━━━━━ Task data ━━━━━
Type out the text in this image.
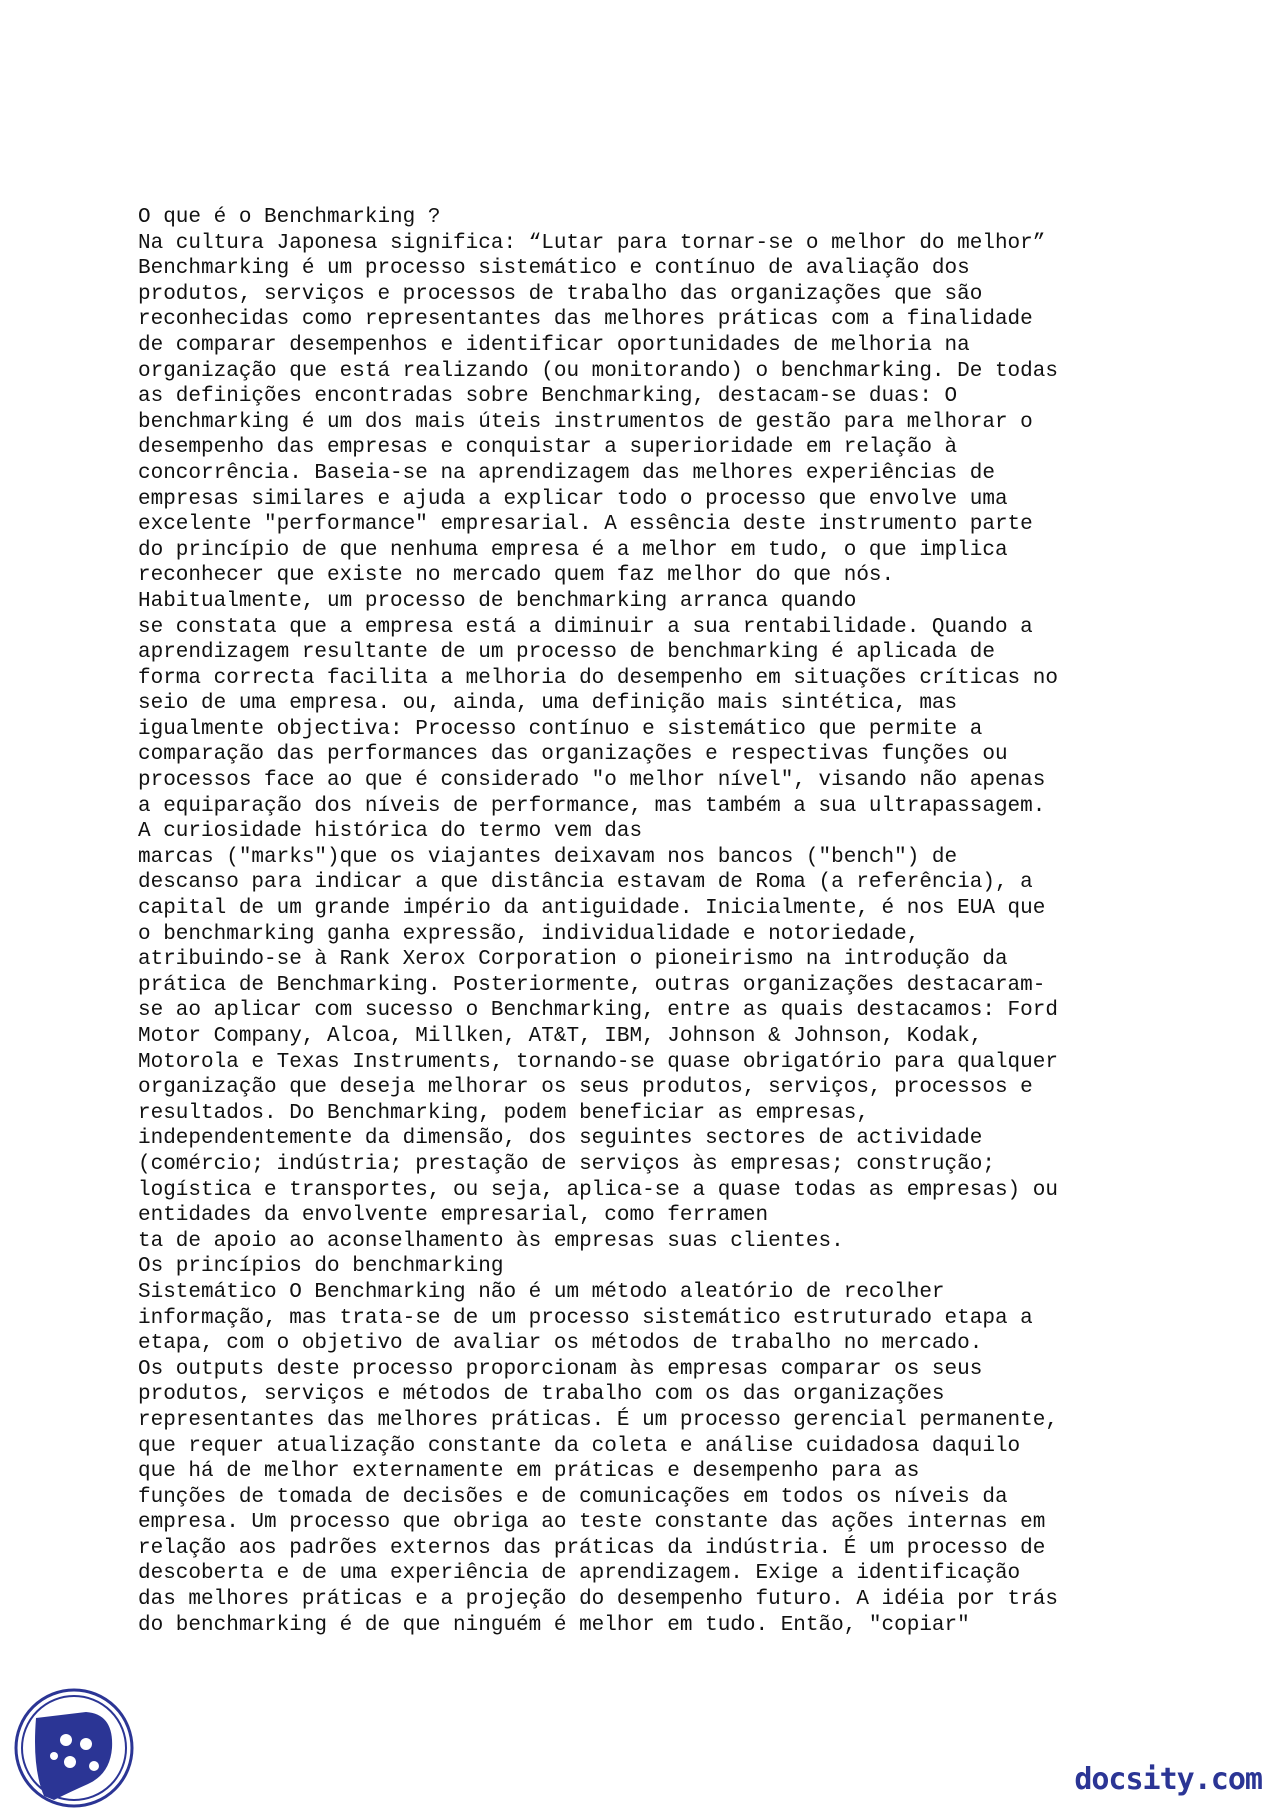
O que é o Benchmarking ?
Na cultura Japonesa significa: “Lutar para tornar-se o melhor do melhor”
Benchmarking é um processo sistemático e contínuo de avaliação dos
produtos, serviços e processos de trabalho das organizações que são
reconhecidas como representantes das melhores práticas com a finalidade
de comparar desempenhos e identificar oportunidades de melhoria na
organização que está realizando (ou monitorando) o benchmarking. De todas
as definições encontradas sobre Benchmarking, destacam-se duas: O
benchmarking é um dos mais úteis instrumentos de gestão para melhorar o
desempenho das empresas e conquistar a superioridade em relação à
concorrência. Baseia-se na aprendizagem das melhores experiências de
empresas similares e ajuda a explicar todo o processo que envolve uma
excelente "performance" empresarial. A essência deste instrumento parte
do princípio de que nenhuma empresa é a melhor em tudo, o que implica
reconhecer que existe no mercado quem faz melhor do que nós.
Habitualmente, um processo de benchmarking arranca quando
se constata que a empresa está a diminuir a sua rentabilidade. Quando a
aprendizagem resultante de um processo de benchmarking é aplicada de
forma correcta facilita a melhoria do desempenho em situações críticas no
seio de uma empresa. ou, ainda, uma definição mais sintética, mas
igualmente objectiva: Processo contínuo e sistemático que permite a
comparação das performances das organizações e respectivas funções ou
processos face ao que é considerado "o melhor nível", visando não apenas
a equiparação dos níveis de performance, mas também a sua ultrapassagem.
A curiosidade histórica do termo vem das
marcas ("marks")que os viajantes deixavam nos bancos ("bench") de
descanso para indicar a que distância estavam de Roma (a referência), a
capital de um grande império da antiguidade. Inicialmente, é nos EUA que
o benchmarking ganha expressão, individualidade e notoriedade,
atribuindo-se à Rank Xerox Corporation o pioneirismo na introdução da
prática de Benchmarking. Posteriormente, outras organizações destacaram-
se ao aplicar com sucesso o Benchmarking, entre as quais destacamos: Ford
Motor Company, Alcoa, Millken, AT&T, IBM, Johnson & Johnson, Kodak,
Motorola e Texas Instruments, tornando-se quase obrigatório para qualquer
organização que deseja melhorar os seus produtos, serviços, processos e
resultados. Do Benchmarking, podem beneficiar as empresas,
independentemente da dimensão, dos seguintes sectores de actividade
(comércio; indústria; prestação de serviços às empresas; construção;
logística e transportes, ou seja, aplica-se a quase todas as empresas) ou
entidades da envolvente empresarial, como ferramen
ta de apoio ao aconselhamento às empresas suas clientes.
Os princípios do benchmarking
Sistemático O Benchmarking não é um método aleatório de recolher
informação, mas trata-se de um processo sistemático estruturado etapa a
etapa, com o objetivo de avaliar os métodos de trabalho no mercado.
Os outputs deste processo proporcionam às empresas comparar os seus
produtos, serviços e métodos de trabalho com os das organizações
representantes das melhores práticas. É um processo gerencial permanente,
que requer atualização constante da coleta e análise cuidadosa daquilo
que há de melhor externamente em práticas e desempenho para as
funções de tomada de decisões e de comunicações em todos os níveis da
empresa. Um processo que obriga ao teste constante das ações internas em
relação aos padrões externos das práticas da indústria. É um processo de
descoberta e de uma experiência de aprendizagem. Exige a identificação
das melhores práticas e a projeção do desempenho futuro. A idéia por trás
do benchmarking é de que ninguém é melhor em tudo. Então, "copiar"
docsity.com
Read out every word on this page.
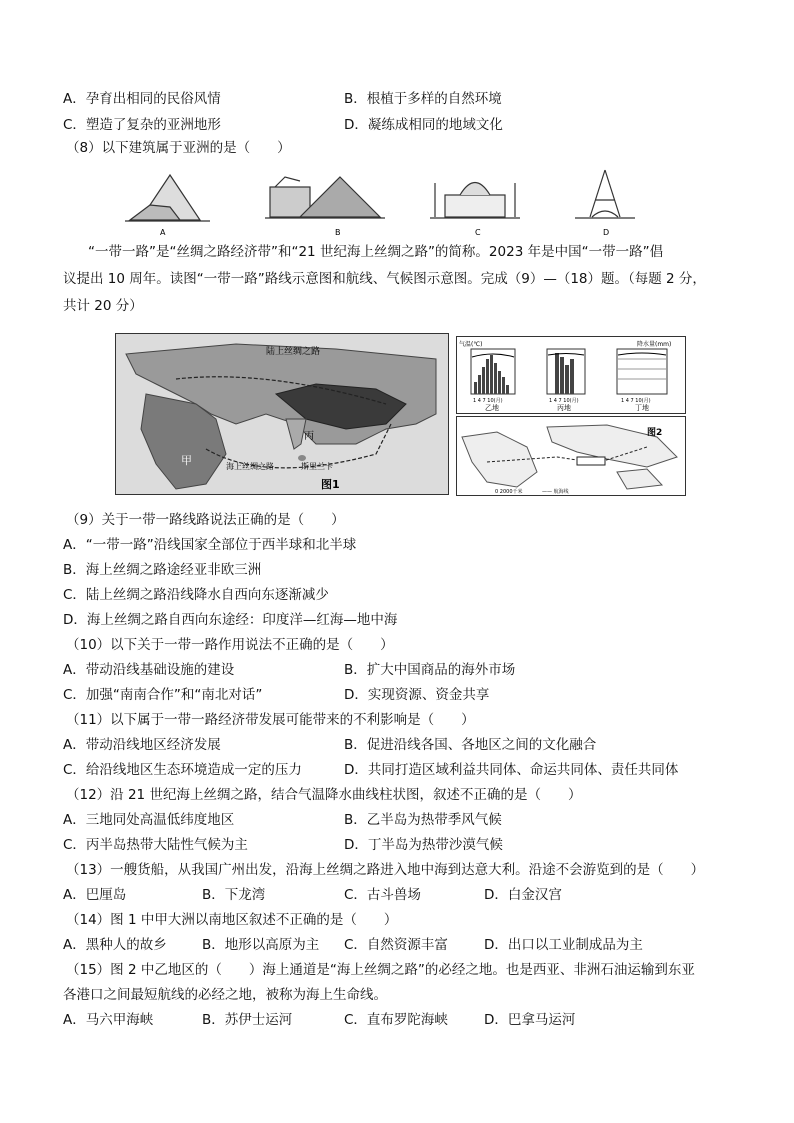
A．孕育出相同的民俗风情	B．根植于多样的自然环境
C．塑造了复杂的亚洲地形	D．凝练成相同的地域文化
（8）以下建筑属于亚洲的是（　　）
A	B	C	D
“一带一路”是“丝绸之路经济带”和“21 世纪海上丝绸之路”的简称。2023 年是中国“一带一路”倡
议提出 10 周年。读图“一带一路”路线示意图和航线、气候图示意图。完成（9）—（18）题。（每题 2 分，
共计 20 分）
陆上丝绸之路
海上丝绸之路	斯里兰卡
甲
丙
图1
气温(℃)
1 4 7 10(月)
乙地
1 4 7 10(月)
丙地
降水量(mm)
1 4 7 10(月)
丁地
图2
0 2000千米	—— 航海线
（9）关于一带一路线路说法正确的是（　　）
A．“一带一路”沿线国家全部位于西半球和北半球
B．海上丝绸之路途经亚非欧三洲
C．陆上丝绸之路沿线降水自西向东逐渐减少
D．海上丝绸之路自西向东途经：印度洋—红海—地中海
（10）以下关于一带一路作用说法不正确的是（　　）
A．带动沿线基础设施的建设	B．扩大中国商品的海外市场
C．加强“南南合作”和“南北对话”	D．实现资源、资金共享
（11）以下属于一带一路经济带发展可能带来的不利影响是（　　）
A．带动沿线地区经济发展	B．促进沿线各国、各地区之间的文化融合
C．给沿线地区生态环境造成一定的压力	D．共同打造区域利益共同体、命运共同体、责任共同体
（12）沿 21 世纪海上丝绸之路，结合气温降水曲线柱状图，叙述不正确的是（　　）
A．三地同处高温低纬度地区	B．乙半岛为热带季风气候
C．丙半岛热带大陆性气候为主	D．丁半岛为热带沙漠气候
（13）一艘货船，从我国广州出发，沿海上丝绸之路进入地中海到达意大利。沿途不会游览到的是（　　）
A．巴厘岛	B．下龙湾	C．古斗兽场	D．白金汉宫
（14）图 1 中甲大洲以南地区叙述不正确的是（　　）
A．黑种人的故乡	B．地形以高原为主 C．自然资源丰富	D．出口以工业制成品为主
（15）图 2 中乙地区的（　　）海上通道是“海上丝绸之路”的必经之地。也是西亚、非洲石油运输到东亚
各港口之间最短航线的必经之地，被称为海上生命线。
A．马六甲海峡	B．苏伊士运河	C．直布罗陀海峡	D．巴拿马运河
━━━━━
## Exercise task
Leave out each picture and extract the lines from the one containing "Read out every word on this page." through the end of the records above, inclusive, exactly as they stand.

## Worked answer
Read out every word on this page.
A．孕育出相同的民俗风情	B．根植于多样的自然环境
C．塑造了复杂的亚洲地形	D．凝练成相同的地域文化
（8）以下建筑属于亚洲的是（　　）
A	B	C	D
“一带一路”是“丝绸之路经济带”和“21 世纪海上丝绸之路”的简称。2023 年是中国“一带一路”倡
议提出 10 周年。读图“一带一路”路线示意图和航线、气候图示意图。完成（9）—（18）题。（每题 2 分，
共计 20 分）
陆上丝绸之路
海上丝绸之路	斯里兰卡
甲
丙
图1
气温(℃)
1 4 7 10(月)
乙地
1 4 7 10(月)
丙地
降水量(mm)
1 4 7 10(月)
丁地
图2
0 2000千米	—— 航海线
（9）关于一带一路线路说法正确的是（　　）
A．“一带一路”沿线国家全部位于西半球和北半球
B．海上丝绸之路途经亚非欧三洲
C．陆上丝绸之路沿线降水自西向东逐渐减少
D．海上丝绸之路自西向东途经：印度洋—红海—地中海
（10）以下关于一带一路作用说法不正确的是（　　）
A．带动沿线基础设施的建设	B．扩大中国商品的海外市场
C．加强“南南合作”和“南北对话”	D．实现资源、资金共享
（11）以下属于一带一路经济带发展可能带来的不利影响是（　　）
A．带动沿线地区经济发展	B．促进沿线各国、各地区之间的文化融合
C．给沿线地区生态环境造成一定的压力	D．共同打造区域利益共同体、命运共同体、责任共同体
（12）沿 21 世纪海上丝绸之路，结合气温降水曲线柱状图，叙述不正确的是（　　）
A．三地同处高温低纬度地区	B．乙半岛为热带季风气候
C．丙半岛热带大陆性气候为主	D．丁半岛为热带沙漠气候
（13）一艘货船，从我国广州出发，沿海上丝绸之路进入地中海到达意大利。沿途不会游览到的是（　　）
A．巴厘岛	B．下龙湾	C．古斗兽场	D．白金汉宫
（14）图 1 中甲大洲以南地区叙述不正确的是（　　）
A．黑种人的故乡	B．地形以高原为主 C．自然资源丰富	D．出口以工业制成品为主
（15）图 2 中乙地区的（　　）海上通道是“海上丝绸之路”的必经之地。也是西亚、非洲石油运输到东亚
各港口之间最短航线的必经之地，被称为海上生命线。
A．马六甲海峡	B．苏伊士运河	C．直布罗陀海峡	D．巴拿马运河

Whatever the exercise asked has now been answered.